● Work to do: Report only the number of lines in this material that include the string "subtitle".

● Materials provided:
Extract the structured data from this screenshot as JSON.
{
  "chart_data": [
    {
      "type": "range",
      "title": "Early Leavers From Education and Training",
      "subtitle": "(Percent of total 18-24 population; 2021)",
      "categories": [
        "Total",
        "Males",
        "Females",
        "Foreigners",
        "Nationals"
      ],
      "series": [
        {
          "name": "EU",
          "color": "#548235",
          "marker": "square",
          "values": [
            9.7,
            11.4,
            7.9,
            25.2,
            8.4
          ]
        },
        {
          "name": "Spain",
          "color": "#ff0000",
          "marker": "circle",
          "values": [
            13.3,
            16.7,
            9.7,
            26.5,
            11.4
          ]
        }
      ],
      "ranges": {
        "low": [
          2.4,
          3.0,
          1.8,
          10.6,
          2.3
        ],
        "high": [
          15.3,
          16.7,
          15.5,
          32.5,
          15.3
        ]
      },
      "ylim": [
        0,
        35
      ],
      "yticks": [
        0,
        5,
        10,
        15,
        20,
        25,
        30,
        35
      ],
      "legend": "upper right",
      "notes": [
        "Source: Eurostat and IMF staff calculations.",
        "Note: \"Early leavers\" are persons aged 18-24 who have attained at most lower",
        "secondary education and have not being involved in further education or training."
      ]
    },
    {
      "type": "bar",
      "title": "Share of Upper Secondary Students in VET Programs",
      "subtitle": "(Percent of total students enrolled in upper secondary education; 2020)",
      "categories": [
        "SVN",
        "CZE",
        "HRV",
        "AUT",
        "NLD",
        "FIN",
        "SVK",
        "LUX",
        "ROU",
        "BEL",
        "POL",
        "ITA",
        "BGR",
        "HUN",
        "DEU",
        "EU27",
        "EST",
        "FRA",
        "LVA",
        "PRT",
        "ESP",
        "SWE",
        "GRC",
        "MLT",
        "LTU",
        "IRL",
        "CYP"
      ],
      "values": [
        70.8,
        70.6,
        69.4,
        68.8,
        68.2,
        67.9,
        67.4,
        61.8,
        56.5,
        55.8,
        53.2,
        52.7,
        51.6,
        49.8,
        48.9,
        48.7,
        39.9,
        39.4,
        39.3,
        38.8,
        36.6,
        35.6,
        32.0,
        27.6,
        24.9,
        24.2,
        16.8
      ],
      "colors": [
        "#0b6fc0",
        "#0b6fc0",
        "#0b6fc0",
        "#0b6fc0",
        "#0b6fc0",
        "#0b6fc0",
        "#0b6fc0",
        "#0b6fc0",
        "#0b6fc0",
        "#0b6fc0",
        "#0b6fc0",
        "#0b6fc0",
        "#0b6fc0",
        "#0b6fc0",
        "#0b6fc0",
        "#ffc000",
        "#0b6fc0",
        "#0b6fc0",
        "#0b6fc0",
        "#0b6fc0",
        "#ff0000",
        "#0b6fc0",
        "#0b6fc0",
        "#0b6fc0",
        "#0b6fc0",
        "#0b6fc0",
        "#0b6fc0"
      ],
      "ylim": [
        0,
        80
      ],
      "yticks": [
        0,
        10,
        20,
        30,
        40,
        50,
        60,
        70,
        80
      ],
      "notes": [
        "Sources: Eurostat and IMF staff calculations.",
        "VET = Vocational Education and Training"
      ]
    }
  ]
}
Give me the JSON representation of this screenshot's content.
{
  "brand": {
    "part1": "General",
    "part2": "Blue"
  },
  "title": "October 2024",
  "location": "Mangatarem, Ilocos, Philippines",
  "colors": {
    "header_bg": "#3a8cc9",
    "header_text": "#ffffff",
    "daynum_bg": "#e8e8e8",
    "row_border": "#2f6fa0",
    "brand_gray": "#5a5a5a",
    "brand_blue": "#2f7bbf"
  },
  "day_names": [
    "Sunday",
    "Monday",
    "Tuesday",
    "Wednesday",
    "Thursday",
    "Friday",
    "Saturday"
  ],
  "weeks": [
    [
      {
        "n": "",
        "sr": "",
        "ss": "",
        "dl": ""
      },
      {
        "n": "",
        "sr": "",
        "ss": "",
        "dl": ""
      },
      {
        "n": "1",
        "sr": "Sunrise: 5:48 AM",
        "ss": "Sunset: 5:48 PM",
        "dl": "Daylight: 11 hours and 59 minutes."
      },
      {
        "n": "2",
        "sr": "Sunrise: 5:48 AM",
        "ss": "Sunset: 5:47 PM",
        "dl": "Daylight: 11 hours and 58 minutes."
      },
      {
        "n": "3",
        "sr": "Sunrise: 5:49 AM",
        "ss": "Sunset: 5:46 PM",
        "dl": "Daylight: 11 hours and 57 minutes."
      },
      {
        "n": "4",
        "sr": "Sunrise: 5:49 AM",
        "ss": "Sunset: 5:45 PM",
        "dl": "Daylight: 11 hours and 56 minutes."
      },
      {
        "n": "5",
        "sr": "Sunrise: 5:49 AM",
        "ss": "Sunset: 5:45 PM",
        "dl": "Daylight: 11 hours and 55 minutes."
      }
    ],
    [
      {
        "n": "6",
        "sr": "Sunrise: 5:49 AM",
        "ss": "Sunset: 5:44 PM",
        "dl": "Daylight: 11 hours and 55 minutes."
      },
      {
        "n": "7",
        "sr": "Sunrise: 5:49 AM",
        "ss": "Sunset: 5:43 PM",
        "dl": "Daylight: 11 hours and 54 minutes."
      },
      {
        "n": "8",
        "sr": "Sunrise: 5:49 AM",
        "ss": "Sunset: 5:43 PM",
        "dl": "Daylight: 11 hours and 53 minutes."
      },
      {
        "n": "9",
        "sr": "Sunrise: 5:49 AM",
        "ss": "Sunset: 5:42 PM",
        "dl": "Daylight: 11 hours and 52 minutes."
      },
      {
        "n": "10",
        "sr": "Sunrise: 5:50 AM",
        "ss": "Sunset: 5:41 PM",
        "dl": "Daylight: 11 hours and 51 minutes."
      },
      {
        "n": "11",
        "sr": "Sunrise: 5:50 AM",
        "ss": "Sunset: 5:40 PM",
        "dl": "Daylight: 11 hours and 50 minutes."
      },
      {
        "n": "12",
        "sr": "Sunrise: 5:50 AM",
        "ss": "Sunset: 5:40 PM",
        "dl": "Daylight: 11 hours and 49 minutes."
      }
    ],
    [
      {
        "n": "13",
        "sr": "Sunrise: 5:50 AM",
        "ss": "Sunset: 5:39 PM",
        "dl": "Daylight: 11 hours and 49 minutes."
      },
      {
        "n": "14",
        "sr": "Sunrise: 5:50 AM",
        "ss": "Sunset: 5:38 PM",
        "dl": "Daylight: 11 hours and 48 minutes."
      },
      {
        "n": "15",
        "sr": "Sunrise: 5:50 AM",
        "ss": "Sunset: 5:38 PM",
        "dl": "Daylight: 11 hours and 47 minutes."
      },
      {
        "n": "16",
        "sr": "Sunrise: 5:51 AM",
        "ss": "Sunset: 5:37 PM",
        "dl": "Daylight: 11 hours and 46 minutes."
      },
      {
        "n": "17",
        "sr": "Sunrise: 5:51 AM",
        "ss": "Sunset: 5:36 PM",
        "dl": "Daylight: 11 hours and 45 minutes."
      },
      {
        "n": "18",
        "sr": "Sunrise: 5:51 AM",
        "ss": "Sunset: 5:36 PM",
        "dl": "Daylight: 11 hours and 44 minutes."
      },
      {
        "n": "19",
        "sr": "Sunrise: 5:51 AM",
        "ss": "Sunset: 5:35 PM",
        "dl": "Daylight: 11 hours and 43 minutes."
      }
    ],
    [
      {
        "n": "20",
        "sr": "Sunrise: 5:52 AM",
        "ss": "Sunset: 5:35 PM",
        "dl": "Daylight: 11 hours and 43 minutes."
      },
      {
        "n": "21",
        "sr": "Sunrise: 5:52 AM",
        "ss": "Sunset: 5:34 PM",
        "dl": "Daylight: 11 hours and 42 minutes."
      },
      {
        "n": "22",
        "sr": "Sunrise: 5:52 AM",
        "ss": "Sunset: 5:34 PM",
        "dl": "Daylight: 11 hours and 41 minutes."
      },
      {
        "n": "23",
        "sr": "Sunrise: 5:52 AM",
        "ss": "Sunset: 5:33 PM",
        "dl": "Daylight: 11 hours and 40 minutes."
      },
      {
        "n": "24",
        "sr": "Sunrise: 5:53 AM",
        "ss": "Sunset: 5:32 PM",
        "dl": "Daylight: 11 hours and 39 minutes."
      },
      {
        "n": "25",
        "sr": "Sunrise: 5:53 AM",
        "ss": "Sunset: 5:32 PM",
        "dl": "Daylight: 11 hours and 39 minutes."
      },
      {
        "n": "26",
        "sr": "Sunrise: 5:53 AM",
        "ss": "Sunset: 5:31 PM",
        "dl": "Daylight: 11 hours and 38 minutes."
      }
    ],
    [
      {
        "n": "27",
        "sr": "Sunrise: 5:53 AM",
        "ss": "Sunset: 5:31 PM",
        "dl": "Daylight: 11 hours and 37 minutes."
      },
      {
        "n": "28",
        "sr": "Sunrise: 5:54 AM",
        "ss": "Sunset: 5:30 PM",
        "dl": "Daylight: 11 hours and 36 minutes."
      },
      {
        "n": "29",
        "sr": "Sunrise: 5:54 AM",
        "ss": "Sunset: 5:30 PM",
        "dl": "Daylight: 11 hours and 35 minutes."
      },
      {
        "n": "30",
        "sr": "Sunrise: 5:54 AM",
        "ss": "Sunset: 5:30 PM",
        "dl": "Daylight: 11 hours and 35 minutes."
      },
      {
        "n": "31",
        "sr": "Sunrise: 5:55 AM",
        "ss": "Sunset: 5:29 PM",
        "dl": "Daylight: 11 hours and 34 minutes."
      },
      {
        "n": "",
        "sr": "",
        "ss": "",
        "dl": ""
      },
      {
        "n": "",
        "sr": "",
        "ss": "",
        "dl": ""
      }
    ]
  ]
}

● The reply: 2